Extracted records
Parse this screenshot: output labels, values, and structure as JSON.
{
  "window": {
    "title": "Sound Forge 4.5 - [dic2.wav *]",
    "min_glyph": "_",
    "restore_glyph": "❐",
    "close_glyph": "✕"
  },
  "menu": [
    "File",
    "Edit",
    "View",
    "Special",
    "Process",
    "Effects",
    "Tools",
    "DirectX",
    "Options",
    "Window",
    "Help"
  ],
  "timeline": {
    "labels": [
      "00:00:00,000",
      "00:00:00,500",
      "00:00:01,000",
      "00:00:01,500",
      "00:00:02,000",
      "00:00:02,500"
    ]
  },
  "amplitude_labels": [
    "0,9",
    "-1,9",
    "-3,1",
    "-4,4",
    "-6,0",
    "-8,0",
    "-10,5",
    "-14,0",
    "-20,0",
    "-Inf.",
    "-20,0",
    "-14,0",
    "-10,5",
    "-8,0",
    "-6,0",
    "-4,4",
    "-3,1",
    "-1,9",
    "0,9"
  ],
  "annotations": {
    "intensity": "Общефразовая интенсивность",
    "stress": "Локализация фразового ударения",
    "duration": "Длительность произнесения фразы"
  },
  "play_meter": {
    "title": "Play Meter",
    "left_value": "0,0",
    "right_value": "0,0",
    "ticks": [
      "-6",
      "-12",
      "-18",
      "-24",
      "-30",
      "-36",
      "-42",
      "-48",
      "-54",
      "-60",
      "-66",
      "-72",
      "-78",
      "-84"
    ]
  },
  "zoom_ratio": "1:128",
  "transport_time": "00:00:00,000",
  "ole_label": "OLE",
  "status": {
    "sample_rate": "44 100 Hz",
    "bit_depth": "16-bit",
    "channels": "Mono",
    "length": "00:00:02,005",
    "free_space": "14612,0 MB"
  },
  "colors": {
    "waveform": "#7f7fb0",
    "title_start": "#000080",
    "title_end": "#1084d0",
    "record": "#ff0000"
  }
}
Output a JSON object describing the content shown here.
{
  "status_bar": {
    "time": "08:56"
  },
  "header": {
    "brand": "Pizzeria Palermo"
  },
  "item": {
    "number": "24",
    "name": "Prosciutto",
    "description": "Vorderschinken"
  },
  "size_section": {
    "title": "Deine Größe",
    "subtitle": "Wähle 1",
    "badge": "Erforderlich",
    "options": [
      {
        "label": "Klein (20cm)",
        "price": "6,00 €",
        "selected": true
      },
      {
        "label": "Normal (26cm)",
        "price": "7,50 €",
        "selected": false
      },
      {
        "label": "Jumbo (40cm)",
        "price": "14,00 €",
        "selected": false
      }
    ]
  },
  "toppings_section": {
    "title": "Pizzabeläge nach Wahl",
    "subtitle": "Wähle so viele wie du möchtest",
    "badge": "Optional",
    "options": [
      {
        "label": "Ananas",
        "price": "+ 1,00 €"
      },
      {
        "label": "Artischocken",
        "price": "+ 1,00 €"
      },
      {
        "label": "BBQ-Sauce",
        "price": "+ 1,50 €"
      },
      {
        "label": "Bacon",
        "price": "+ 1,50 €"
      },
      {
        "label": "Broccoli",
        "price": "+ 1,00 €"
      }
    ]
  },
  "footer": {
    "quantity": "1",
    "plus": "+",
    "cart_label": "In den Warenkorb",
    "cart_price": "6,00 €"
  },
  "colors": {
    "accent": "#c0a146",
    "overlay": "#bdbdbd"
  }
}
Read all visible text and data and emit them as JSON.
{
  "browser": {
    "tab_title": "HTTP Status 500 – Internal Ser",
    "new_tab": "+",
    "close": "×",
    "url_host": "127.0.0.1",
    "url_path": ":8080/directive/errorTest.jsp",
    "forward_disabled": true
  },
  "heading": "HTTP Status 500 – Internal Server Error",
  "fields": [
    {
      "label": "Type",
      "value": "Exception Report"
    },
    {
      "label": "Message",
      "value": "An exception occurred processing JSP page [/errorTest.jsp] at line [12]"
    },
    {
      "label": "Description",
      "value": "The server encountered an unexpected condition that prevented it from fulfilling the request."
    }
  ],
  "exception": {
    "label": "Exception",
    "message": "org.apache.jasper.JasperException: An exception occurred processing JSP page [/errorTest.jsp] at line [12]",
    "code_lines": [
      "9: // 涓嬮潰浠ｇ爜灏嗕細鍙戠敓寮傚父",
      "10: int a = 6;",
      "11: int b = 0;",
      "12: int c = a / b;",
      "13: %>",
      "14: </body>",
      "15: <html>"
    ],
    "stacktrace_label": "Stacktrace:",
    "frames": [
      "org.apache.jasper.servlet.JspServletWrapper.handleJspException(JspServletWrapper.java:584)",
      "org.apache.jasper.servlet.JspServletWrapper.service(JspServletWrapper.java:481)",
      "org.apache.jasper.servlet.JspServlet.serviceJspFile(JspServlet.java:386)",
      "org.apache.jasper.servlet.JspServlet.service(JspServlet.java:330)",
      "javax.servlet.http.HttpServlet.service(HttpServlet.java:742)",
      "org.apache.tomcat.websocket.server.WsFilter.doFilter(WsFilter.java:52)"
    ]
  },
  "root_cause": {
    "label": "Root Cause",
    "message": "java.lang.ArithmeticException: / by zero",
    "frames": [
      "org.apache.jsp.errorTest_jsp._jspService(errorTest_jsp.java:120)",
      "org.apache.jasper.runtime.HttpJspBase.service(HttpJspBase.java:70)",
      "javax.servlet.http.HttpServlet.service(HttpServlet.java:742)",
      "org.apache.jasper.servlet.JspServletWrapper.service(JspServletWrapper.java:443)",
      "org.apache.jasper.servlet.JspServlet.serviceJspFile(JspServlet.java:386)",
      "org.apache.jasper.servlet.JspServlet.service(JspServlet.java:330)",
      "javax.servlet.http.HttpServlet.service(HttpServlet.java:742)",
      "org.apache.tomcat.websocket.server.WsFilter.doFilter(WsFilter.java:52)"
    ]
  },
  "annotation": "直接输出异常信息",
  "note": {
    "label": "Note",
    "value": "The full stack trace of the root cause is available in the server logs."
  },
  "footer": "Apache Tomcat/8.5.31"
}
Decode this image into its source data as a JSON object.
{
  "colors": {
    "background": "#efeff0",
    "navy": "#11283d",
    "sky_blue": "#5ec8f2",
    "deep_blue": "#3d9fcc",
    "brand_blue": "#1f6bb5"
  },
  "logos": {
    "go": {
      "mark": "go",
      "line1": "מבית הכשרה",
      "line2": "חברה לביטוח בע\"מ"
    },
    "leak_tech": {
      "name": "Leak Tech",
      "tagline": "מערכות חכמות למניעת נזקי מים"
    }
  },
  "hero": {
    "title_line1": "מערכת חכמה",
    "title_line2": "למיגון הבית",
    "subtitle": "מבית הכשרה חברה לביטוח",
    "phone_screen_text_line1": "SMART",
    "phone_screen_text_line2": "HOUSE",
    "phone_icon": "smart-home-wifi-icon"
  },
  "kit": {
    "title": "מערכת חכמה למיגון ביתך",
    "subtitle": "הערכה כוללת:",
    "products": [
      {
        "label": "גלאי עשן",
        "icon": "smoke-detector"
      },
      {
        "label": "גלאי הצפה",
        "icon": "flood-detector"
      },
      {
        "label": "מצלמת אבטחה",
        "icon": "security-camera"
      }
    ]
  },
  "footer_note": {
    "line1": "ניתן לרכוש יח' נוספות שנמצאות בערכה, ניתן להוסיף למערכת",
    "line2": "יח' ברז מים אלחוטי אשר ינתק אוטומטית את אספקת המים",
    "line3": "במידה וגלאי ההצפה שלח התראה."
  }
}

### Your goal
Check the data for the word "page" and pull out the lines that have it.

### Result
      "value": "An exception occurred processing JSP page [/errorTest.jsp] at line [12]"
    "message": "org.apache.jasper.JasperException: An exception occurred processing JSP page [/errorTest.jsp] at line [12]",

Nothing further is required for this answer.